** Start of Record set **

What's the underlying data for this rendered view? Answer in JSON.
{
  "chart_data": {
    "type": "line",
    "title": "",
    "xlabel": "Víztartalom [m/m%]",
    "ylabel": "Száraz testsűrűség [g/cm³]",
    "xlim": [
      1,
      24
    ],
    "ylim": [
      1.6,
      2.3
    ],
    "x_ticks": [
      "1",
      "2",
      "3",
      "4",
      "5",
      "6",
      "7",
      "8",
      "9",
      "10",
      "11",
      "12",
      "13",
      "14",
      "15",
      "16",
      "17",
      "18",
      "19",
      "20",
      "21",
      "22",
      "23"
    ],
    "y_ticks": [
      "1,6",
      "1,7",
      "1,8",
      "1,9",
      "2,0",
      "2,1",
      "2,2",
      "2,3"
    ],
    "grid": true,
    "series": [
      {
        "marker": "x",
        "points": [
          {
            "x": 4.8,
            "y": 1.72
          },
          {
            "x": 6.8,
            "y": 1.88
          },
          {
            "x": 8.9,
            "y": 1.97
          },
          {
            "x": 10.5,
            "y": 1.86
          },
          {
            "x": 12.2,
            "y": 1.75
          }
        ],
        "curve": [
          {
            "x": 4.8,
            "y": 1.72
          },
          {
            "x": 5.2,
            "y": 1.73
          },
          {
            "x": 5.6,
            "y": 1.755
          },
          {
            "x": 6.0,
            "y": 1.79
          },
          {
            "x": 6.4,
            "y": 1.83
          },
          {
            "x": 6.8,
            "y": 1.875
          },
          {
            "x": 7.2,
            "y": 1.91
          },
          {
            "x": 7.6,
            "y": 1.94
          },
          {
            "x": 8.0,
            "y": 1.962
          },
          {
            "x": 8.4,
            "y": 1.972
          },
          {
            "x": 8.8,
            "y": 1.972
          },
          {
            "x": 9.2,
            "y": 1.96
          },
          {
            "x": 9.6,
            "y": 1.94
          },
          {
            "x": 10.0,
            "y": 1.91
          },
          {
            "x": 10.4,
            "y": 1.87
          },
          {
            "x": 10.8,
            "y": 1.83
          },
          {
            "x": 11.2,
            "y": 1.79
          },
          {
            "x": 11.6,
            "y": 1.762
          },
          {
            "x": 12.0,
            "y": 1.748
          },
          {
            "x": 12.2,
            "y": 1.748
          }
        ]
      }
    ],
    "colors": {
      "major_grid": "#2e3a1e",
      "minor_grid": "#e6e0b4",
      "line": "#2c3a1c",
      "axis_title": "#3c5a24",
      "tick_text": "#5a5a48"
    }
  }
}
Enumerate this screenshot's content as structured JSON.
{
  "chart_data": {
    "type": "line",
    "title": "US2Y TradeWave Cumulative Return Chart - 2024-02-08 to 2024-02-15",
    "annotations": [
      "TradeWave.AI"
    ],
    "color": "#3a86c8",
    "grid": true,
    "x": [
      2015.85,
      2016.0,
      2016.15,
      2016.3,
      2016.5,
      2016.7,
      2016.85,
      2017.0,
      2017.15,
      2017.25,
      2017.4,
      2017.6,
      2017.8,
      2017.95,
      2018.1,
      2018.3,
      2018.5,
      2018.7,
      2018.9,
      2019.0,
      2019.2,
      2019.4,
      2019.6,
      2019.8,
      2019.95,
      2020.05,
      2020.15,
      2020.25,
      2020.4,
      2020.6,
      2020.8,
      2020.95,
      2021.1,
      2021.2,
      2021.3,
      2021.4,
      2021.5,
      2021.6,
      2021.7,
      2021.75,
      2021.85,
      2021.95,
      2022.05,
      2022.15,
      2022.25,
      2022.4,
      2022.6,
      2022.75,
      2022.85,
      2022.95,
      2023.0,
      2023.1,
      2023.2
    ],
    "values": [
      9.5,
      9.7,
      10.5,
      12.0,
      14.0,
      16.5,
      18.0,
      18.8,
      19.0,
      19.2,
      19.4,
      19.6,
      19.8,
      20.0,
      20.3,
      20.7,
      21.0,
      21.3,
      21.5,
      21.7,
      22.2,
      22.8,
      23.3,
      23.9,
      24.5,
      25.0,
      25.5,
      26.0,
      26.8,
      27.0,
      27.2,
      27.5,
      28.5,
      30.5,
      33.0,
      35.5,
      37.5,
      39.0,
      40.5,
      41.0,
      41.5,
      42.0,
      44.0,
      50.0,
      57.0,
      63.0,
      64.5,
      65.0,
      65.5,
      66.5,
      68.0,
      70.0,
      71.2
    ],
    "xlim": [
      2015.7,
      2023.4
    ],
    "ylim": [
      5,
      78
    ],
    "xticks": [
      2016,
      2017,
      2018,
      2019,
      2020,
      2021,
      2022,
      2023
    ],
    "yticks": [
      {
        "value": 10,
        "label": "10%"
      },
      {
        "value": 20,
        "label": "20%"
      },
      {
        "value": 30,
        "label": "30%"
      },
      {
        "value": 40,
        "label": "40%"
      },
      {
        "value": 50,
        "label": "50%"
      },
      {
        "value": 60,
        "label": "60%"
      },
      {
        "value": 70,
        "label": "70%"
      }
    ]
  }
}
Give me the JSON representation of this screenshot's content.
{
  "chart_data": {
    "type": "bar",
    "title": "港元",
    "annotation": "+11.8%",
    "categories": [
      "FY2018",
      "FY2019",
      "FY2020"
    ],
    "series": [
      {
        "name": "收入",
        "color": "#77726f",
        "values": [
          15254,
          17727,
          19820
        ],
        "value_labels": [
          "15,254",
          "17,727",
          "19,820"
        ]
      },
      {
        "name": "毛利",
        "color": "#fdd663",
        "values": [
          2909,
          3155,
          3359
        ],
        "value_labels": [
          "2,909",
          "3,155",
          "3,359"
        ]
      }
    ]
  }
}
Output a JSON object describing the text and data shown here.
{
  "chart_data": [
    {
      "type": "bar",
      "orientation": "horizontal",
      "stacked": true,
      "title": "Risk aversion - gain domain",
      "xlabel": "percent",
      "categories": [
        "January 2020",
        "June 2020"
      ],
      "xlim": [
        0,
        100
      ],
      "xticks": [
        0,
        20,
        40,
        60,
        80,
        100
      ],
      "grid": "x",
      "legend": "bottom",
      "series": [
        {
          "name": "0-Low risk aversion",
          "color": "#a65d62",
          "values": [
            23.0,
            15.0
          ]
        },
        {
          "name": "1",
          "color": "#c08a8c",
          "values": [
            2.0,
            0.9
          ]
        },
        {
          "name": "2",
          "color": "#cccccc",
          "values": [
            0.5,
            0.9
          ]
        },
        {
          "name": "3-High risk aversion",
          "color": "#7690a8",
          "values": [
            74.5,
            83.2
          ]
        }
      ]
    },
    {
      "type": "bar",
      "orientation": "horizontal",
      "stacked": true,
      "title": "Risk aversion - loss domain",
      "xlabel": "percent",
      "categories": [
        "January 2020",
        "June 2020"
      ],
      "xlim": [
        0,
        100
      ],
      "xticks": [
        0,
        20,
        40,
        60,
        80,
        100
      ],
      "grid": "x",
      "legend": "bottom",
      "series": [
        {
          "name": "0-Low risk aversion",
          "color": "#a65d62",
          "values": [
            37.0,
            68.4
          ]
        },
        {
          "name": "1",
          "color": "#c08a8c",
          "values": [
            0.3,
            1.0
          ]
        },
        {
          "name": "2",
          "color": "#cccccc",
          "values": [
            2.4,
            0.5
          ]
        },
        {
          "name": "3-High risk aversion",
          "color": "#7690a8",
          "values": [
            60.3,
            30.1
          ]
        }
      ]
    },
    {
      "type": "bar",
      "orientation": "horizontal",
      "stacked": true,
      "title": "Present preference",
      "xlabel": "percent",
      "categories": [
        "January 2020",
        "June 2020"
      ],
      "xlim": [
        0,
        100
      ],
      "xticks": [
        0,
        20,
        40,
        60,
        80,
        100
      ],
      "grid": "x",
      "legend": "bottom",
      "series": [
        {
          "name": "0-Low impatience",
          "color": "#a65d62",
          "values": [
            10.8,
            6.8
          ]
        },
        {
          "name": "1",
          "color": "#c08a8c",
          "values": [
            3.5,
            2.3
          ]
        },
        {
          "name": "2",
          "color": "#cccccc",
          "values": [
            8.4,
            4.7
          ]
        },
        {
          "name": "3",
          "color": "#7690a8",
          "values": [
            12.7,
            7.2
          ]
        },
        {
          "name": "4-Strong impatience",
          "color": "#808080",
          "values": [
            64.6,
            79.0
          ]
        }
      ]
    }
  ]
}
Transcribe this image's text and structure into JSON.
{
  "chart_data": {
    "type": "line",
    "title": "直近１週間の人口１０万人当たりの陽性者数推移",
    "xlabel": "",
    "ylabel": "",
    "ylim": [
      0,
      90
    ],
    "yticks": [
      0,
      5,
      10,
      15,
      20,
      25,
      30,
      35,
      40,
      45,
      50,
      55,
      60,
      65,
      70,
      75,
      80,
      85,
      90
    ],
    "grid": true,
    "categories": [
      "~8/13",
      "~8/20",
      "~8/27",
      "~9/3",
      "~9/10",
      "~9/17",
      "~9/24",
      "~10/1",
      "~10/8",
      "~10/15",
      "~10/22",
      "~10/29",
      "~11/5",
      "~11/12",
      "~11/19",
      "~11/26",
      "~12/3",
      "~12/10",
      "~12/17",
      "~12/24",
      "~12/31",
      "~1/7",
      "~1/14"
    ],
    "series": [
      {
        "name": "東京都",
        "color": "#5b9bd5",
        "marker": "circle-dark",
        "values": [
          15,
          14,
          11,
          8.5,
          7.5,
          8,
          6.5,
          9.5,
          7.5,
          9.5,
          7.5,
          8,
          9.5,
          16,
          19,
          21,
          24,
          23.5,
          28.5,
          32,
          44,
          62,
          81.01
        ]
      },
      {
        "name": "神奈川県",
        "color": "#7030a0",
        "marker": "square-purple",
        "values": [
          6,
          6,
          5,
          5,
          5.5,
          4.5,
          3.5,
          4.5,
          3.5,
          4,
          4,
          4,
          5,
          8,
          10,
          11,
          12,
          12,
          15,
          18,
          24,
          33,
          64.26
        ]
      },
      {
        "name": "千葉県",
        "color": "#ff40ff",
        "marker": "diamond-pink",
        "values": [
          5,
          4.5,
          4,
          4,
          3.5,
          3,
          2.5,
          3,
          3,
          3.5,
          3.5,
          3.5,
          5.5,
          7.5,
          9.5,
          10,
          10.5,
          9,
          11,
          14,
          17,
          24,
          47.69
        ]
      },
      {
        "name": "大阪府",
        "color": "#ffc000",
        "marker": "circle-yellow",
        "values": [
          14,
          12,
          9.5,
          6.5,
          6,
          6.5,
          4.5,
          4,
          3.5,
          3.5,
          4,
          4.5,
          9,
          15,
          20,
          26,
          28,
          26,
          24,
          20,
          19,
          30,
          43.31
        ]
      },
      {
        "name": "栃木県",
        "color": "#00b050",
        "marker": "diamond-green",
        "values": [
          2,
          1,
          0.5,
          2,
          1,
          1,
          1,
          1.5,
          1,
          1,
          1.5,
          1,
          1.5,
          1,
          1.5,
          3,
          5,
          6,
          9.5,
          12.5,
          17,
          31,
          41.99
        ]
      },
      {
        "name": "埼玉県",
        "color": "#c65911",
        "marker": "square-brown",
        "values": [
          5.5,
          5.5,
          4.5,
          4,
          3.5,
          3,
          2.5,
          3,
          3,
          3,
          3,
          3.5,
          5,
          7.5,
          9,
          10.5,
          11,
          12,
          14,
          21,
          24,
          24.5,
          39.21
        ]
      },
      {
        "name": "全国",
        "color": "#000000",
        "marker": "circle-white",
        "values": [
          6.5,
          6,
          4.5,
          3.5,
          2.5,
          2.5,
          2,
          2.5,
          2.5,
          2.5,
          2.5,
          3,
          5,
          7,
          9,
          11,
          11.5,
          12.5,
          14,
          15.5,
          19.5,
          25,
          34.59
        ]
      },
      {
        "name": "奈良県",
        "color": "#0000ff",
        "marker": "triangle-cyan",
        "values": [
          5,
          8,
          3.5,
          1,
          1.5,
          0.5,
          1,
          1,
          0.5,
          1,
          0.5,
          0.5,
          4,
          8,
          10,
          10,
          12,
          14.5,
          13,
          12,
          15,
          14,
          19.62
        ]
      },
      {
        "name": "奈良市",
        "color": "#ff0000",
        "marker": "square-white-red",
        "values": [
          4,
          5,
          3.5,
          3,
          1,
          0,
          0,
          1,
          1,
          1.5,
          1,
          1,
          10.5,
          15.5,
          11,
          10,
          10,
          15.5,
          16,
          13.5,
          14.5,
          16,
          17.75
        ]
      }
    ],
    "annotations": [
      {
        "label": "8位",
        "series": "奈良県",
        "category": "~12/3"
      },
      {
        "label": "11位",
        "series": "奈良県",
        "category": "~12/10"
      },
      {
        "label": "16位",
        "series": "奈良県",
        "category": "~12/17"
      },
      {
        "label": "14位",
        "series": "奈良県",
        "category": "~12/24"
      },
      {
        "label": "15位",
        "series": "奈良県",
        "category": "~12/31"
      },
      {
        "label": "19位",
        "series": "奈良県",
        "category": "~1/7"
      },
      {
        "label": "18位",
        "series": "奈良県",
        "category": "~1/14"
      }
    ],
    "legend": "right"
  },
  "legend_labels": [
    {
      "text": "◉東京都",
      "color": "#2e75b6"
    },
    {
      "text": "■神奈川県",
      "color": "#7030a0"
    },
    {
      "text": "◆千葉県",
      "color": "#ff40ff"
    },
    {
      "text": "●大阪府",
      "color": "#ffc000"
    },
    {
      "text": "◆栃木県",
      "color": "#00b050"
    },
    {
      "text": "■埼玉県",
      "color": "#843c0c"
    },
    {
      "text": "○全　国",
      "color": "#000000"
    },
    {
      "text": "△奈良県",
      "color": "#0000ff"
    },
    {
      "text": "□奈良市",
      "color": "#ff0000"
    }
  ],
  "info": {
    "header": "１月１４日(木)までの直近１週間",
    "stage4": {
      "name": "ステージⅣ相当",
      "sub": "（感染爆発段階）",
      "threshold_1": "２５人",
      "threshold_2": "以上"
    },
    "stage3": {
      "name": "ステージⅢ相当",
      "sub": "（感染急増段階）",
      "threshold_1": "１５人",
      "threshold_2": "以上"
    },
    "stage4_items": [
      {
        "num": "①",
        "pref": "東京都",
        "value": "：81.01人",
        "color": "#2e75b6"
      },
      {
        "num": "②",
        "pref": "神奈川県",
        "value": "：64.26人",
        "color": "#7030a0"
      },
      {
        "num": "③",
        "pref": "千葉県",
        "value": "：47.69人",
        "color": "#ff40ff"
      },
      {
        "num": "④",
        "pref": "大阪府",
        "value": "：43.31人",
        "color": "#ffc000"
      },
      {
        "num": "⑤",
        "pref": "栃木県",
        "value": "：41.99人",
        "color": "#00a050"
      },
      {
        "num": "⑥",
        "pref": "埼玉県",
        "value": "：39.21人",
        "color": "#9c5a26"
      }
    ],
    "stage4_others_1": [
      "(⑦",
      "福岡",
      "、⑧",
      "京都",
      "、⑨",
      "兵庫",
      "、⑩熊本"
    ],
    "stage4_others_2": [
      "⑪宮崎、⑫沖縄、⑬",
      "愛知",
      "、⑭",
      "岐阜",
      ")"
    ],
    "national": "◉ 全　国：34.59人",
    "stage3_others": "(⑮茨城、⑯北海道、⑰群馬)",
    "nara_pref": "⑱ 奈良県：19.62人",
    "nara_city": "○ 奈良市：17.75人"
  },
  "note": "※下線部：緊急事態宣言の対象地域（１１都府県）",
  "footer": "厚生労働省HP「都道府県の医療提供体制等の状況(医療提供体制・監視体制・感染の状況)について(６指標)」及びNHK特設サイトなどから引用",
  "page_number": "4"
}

** End of Record set **

## [Exercise instructions]
Where a line in the entries holds "impatience", copy that line.

## [Exercise solution]
          "name": "0-Low impatience",
          "name": "4-Strong impatience",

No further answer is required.